-- Start ENTRIES --

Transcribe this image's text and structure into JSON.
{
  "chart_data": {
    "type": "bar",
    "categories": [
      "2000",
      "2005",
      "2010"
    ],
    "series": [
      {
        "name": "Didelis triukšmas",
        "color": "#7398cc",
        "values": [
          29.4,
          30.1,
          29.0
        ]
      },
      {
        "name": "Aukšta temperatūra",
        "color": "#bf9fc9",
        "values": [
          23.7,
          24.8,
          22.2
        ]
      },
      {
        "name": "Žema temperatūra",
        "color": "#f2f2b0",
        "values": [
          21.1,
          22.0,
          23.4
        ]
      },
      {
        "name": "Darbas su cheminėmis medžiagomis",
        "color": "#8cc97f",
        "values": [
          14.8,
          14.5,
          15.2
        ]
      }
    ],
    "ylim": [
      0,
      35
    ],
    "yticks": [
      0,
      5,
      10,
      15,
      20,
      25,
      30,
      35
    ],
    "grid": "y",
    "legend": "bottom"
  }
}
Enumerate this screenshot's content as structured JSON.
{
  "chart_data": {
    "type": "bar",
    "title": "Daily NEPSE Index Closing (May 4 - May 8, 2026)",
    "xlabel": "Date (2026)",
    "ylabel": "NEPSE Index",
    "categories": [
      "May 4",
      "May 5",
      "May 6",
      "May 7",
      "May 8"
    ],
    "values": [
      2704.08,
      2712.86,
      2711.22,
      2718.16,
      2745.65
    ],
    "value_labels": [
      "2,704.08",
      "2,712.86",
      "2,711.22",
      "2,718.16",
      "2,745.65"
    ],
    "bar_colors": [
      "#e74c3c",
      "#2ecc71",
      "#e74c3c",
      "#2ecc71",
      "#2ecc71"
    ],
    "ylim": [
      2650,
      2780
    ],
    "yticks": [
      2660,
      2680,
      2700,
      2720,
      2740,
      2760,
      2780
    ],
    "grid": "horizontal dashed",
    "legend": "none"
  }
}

-- End ENTRIES --

:: GOAL ::
Write out every line from the records above, word for word.

:: WRITTEN ANSWER ::
Transcribe this image's text and structure into JSON.
{
  "chart_data": {
    "type": "bar",
    "categories": [
      "2000",
      "2005",
      "2010"
    ],
    "series": [
      {
        "name": "Didelis triukšmas",
        "color": "#7398cc",
        "values": [
          29.4,
          30.1,
          29.0
        ]
      },
      {
        "name": "Aukšta temperatūra",
        "color": "#bf9fc9",
        "values": [
          23.7,
          24.8,
          22.2
        ]
      },
      {
        "name": "Žema temperatūra",
        "color": "#f2f2b0",
        "values": [
          21.1,
          22.0,
          23.4
        ]
      },
      {
        "name": "Darbas su cheminėmis medžiagomis",
        "color": "#8cc97f",
        "values": [
          14.8,
          14.5,
          15.2
        ]
      }
    ],
    "ylim": [
      0,
      35
    ],
    "yticks": [
      0,
      5,
      10,
      15,
      20,
      25,
      30,
      35
    ],
    "grid": "y",
    "legend": "bottom"
  }
}
Enumerate this screenshot's content as structured JSON.
{
  "chart_data": {
    "type": "bar",
    "title": "Daily NEPSE Index Closing (May 4 - May 8, 2026)",
    "xlabel": "Date (2026)",
    "ylabel": "NEPSE Index",
    "categories": [
      "May 4",
      "May 5",
      "May 6",
      "May 7",
      "May 8"
    ],
    "values": [
      2704.08,
      2712.86,
      2711.22,
      2718.16,
      2745.65
    ],
    "value_labels": [
      "2,704.08",
      "2,712.86",
      "2,711.22",
      "2,718.16",
      "2,745.65"
    ],
    "bar_colors": [
      "#e74c3c",
      "#2ecc71",
      "#e74c3c",
      "#2ecc71",
      "#2ecc71"
    ],
    "ylim": [
      2650,
      2780
    ],
    "yticks": [
      2660,
      2680,
      2700,
      2720,
      2740,
      2760,
      2780
    ],
    "grid": "horizontal dashed",
    "legend": "none"
  }
}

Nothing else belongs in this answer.